╔══
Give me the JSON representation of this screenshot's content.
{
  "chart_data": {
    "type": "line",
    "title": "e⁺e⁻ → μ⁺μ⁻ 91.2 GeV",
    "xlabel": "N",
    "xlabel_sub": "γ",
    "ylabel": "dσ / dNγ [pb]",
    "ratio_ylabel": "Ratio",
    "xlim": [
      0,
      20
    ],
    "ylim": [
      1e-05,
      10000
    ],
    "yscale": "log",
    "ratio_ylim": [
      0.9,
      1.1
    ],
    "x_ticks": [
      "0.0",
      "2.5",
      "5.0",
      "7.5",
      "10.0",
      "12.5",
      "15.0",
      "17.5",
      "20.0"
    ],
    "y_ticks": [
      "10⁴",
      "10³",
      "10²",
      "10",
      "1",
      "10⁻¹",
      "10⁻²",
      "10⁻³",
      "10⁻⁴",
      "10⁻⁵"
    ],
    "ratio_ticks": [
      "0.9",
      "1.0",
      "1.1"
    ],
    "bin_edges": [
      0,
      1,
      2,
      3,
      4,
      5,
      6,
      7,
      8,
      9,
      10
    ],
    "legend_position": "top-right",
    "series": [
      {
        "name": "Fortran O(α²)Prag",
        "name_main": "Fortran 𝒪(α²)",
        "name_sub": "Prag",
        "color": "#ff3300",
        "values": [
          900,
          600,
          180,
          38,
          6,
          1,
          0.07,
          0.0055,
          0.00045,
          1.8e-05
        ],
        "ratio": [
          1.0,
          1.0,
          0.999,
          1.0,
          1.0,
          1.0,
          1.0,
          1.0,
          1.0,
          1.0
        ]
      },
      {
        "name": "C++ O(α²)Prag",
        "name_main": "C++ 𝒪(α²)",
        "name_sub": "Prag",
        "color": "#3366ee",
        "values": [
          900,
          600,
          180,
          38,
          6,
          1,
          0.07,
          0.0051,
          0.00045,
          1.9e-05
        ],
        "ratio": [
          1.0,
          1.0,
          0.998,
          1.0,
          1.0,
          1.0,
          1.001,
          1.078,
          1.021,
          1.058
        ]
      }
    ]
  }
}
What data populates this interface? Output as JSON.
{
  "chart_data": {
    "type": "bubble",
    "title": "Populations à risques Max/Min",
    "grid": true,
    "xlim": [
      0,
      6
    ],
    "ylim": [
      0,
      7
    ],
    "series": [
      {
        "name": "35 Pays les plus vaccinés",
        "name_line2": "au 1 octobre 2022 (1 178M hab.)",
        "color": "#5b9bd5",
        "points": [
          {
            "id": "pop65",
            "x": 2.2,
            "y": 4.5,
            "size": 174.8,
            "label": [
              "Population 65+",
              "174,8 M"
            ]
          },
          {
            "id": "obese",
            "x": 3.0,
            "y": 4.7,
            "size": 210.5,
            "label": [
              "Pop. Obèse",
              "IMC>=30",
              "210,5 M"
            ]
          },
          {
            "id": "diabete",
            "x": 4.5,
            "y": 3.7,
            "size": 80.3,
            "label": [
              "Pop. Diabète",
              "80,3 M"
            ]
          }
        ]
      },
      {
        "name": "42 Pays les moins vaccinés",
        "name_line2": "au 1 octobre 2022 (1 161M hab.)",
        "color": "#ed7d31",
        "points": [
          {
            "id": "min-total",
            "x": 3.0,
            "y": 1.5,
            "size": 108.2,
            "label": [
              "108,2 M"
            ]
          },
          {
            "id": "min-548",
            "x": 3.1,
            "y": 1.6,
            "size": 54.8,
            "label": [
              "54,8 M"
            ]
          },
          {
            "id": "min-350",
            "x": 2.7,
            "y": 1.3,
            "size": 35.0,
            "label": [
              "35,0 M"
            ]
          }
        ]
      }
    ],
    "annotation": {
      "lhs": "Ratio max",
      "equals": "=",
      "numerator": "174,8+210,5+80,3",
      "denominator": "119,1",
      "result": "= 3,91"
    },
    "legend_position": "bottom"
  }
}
╚══
> [GIVEN EXERCISE]
Go through the entries and return each line where the word "title" appears.

> [ANSWER BELOW]
    "title": "e⁺e⁻ → μ⁺μ⁻ 91.2 GeV",
    "title": "Populations à risques Max/Min",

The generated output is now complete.